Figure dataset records
= = = = =
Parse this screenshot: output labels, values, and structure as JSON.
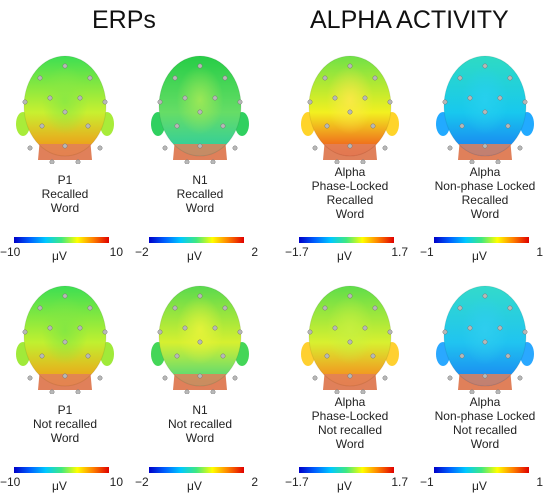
{
  "titles": {
    "erps": "ERPs",
    "alpha": "ALPHA ACTIVITY"
  },
  "colors": {
    "scale": [
      "#0000c8",
      "#0060ff",
      "#00c8ff",
      "#40e880",
      "#ffff00",
      "#ff8000",
      "#e00000"
    ],
    "skin": "#e0805a",
    "electrode": "#b8b8b8"
  },
  "panels": [
    {
      "row": "recalled",
      "col": "p1",
      "caption": [
        "P1",
        "Recalled",
        "Word"
      ],
      "scale": {
        "min": "−10",
        "unit": "μV",
        "max": "10"
      },
      "map": {
        "top": "#33dd55",
        "mid": "#c8f030",
        "bottom": "#ff7a10",
        "side": "#a8ec3a",
        "center": "#88e844"
      }
    },
    {
      "row": "recalled",
      "col": "n1",
      "caption": [
        "N1",
        "Recalled",
        "Word"
      ],
      "scale": {
        "min": "−2",
        "unit": "μV",
        "max": "2"
      },
      "map": {
        "top": "#22cc44",
        "mid": "#66dd66",
        "bottom": "#1ec8b0",
        "side": "#30d060",
        "center": "#a6ea55"
      }
    },
    {
      "row": "recalled",
      "col": "alpha-pl",
      "caption": [
        "Alpha",
        "Phase-Locked",
        "Recalled",
        "Word"
      ],
      "scale": {
        "min": "−1.7",
        "unit": "μV",
        "max": "1.7"
      },
      "map": {
        "top": "#66e04a",
        "mid": "#f2f020",
        "bottom": "#ee2a1a",
        "side": "#ffd42a",
        "center": "#ffe84a"
      }
    },
    {
      "row": "recalled",
      "col": "alpha-npl",
      "caption": [
        "Alpha",
        "Non-phase Locked",
        "Recalled",
        "Word"
      ],
      "scale": {
        "min": "−1",
        "unit": "μV",
        "max": "1"
      },
      "map": {
        "top": "#30dcc0",
        "mid": "#18c8ee",
        "bottom": "#1a6ef2",
        "side": "#22aaff",
        "center": "#28d0f0"
      }
    },
    {
      "row": "not-recalled",
      "col": "p1",
      "caption": [
        "P1",
        "Not recalled",
        "Word"
      ],
      "scale": {
        "min": "−10",
        "unit": "μV",
        "max": "10"
      },
      "map": {
        "top": "#33dd55",
        "mid": "#c0f030",
        "bottom": "#ff8a10",
        "side": "#a0ea3a",
        "center": "#80e644"
      }
    },
    {
      "row": "not-recalled",
      "col": "n1",
      "caption": [
        "N1",
        "Not recalled",
        "Word"
      ],
      "scale": {
        "min": "−2",
        "unit": "μV",
        "max": "2"
      },
      "map": {
        "top": "#50d850",
        "mid": "#d6f030",
        "bottom": "#28d090",
        "side": "#44d658",
        "center": "#eaf43a"
      }
    },
    {
      "row": "not-recalled",
      "col": "alpha-pl",
      "caption": [
        "Alpha",
        "Phase-Locked",
        "Not recalled",
        "Word"
      ],
      "scale": {
        "min": "−1.7",
        "unit": "μV",
        "max": "1.7"
      },
      "map": {
        "top": "#56dc4c",
        "mid": "#d8f030",
        "bottom": "#ff6a18",
        "side": "#ffd030",
        "center": "#c8f040"
      }
    },
    {
      "row": "not-recalled",
      "col": "alpha-npl",
      "caption": [
        "Alpha",
        "Non-phase Locked",
        "Not recalled",
        "Word"
      ],
      "scale": {
        "min": "−1",
        "unit": "μV",
        "max": "1"
      },
      "map": {
        "top": "#34dcc8",
        "mid": "#20c4f0",
        "bottom": "#1876f2",
        "side": "#2aa8ff",
        "center": "#30cef0"
      }
    }
  ]
}
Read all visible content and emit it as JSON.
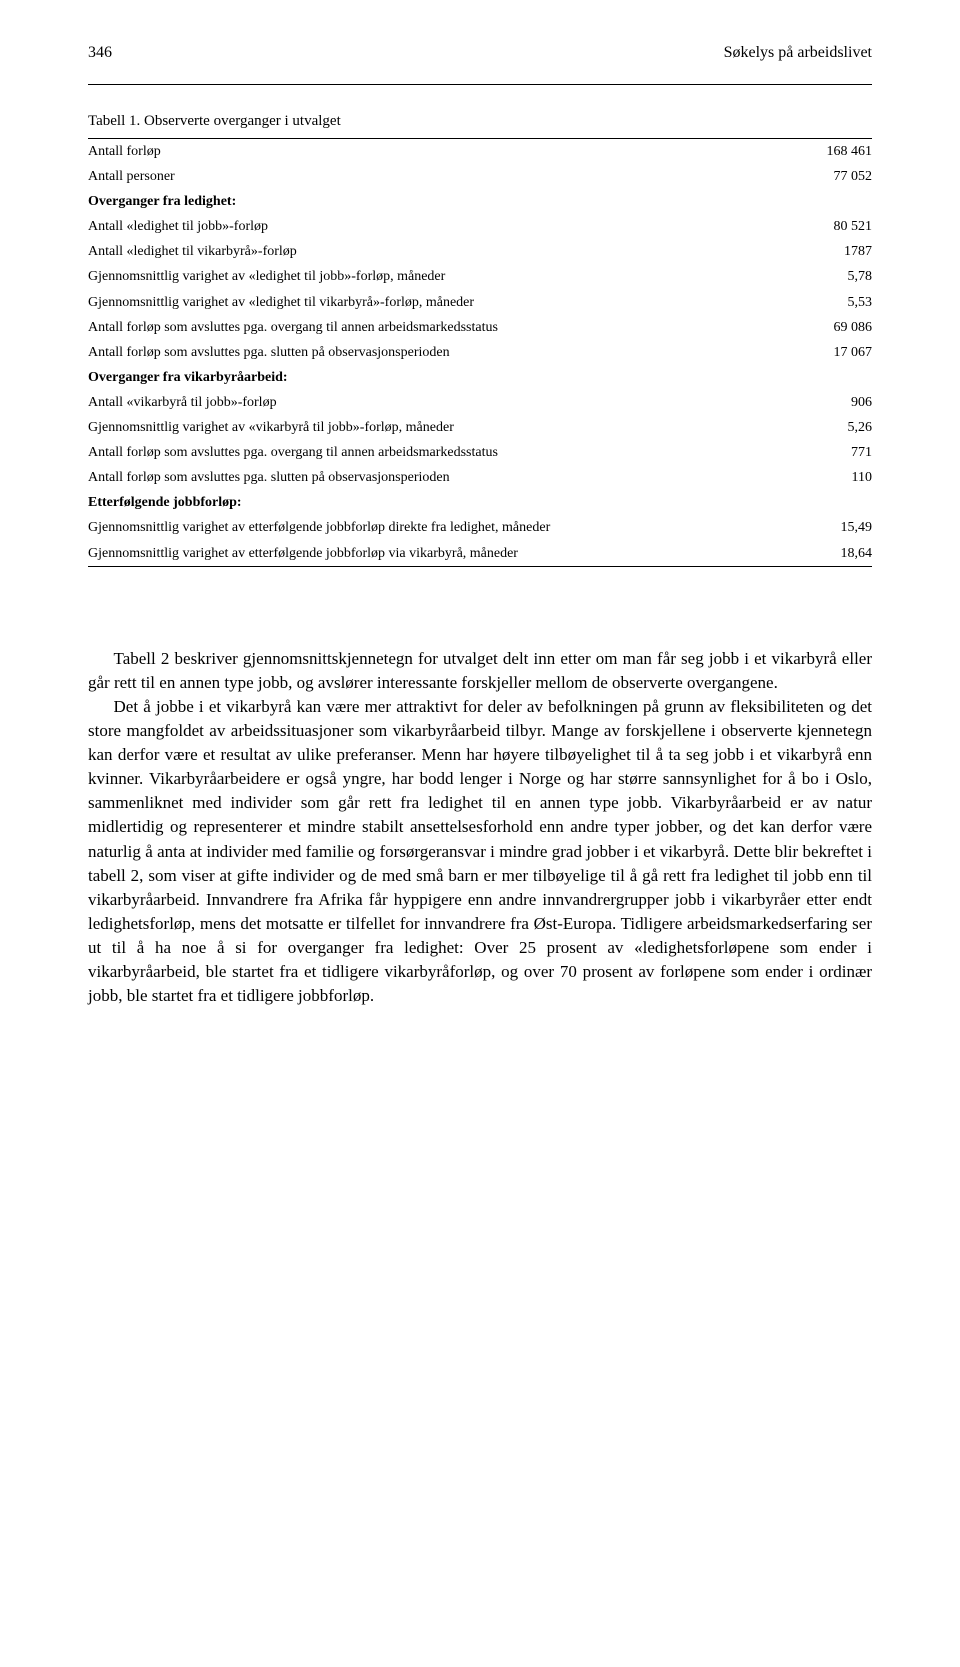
{
  "header": {
    "page_number": "346",
    "running_title": "Søkelys på arbeidslivet"
  },
  "table": {
    "caption": "Tabell 1. Observerte overganger i utvalget",
    "rows": [
      {
        "label": "Antall forløp",
        "value": "168 461",
        "bold": false
      },
      {
        "label": "Antall personer",
        "value": "77 052",
        "bold": false
      },
      {
        "label": "Overganger fra ledighet:",
        "value": "",
        "bold": true
      },
      {
        "label": "Antall «ledighet til jobb»-forløp",
        "value": "80 521",
        "bold": false
      },
      {
        "label": "Antall «ledighet til vikarbyrå»-forløp",
        "value": "1787",
        "bold": false
      },
      {
        "label": "Gjennomsnittlig varighet av «ledighet til jobb»-forløp, måneder",
        "value": "5,78",
        "bold": false
      },
      {
        "label": "Gjennomsnittlig varighet av «ledighet til vikarbyrå»-forløp, måneder",
        "value": "5,53",
        "bold": false
      },
      {
        "label": "Antall forløp som avsluttes pga. overgang til annen arbeidsmarkedsstatus",
        "value": "69 086",
        "bold": false
      },
      {
        "label": "Antall forløp som avsluttes pga. slutten på observasjonsperioden",
        "value": "17 067",
        "bold": false
      },
      {
        "label": "Overganger fra vikarbyråarbeid:",
        "value": "",
        "bold": true
      },
      {
        "label": "Antall «vikarbyrå til jobb»-forløp",
        "value": "906",
        "bold": false
      },
      {
        "label": "Gjennomsnittlig varighet av «vikarbyrå til jobb»-forløp, måneder",
        "value": "5,26",
        "bold": false
      },
      {
        "label": "Antall forløp som avsluttes pga. overgang til annen arbeidsmarkedsstatus",
        "value": "771",
        "bold": false
      },
      {
        "label": "Antall forløp som avsluttes pga. slutten på observasjonsperioden",
        "value": "110",
        "bold": false
      },
      {
        "label": "Etterfølgende jobbforløp:",
        "value": "",
        "bold": true
      },
      {
        "label": "Gjennomsnittlig varighet av etterfølgende jobbforløp direkte fra ledighet, måneder",
        "value": "15,49",
        "bold": false
      },
      {
        "label": "Gjennomsnittlig varighet av etterfølgende jobbforløp via vikarbyrå, måneder",
        "value": "18,64",
        "bold": false
      }
    ]
  },
  "body": {
    "p1": "Tabell 2 beskriver gjennomsnittskjennetegn for utvalget delt inn etter om man får seg jobb i et vikarbyrå eller går rett til en annen type jobb, og avslører interessante forskjeller mellom de observerte overgangene.",
    "p2": "Det å jobbe i et vikarbyrå kan være mer attraktivt for deler av befolkningen på grunn av fleksibiliteten og det store mangfoldet av arbeidssituasjoner som vikarbyråarbeid tilbyr. Mange av forskjellene i observerte kjennetegn kan derfor være et resultat av ulike preferanser. Menn har høyere tilbøyelighet til å ta seg jobb i et vikarbyrå enn kvinner. Vikarbyråarbeidere er også yngre, har bodd lenger i Norge og har større sannsynlighet for å bo i Oslo, sammenliknet med individer som går rett fra ledighet til en annen type jobb. Vikarbyråarbeid er av natur midlertidig og representerer et mindre stabilt ansettelsesforhold enn andre typer jobber, og det kan derfor være naturlig å anta at individer med familie og forsørgeransvar i mindre grad jobber i et vikarbyrå. Dette blir bekreftet i tabell 2, som viser at gifte individer og de med små barn er mer tilbøyelige til å gå rett fra ledighet til jobb enn til vikarbyråarbeid. Innvandrere fra Afrika får hyppigere enn andre innvandrergrupper jobb i vikarbyråer etter endt ledighetsforløp, mens det motsatte er tilfellet for innvandrere fra Øst-Europa. Tidligere arbeidsmarkedserfaring ser ut til å ha noe å si for overganger fra ledighet: Over 25 prosent av «ledighetsforløpene som ender i vikarbyråarbeid, ble startet fra et tidligere vikarbyråforløp, og over 70 prosent av forløpene som ender i ordinær jobb, ble startet fra et tidligere jobbforløp."
  }
}
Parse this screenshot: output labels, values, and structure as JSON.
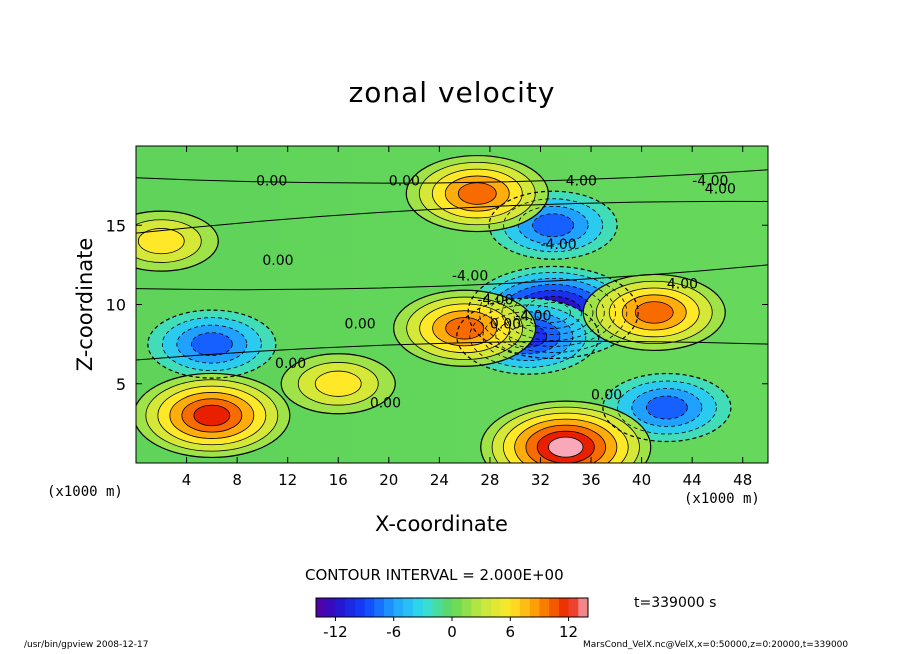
{
  "chart_data": {
    "type": "heatmap",
    "title": "zonal velocity",
    "xlabel": "X-coordinate",
    "ylabel": "Z-coordinate",
    "x_unit_label": "(x1000 m)",
    "xlim": [
      0,
      50
    ],
    "ylim": [
      0,
      20
    ],
    "x_ticks": [
      4,
      8,
      12,
      16,
      20,
      24,
      28,
      32,
      36,
      40,
      44,
      48
    ],
    "y_ticks": [
      5,
      10,
      15
    ],
    "contour_interval_text": "CONTOUR INTERVAL = 2.000E+00",
    "contour_labels": [
      "0.00",
      "0.00",
      "0.00",
      "0.00",
      "0.00",
      "0.00",
      "0.00",
      "0.00",
      "-4.00",
      "-4.00",
      "-4.00",
      "-4.00",
      "-4.00",
      "4.00",
      "4.00",
      "4.00"
    ],
    "colorbar": {
      "min": -14,
      "max": 14,
      "tick_values": [
        -12,
        -6,
        0,
        6,
        12
      ],
      "tick_labels": [
        "-12",
        "-6",
        "0",
        "6",
        "12"
      ]
    },
    "features": [
      {
        "x": 33,
        "z": 9.5,
        "value": -14
      },
      {
        "x": 31,
        "z": 8,
        "value": -9
      },
      {
        "x": 33,
        "z": 15,
        "value": -8
      },
      {
        "x": 6,
        "z": 7.5,
        "value": -8
      },
      {
        "x": 42,
        "z": 3.5,
        "value": -7
      },
      {
        "x": 6,
        "z": 3,
        "value": 12
      },
      {
        "x": 34,
        "z": 1,
        "value": 14
      },
      {
        "x": 41,
        "z": 9.5,
        "value": 10
      },
      {
        "x": 26,
        "z": 8.5,
        "value": 9
      },
      {
        "x": 27,
        "z": 17,
        "value": 9
      },
      {
        "x": 2,
        "z": 14,
        "value": 6
      },
      {
        "x": 16,
        "z": 5,
        "value": 5
      }
    ]
  },
  "annotations": {
    "time": "t=339000 s",
    "footer_left": "/usr/bin/gpview   2008-12-17",
    "footer_right": "MarsCond_VelX.nc@VelX,x=0:50000,z=0:20000,t=339000"
  }
}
= = = = =
▶ Objective: From the records given above, copy all lines containing "side".

▶ Final result:
        "side": "#a8ec3a",
        "side": "#30d060",
        "side": "#ffd42a",
        "side": "#22aaff",
        "side": "#a0ea3a",
        "side": "#44d658",
        "side": "#ffd030",
        "side": "#2aa8ff",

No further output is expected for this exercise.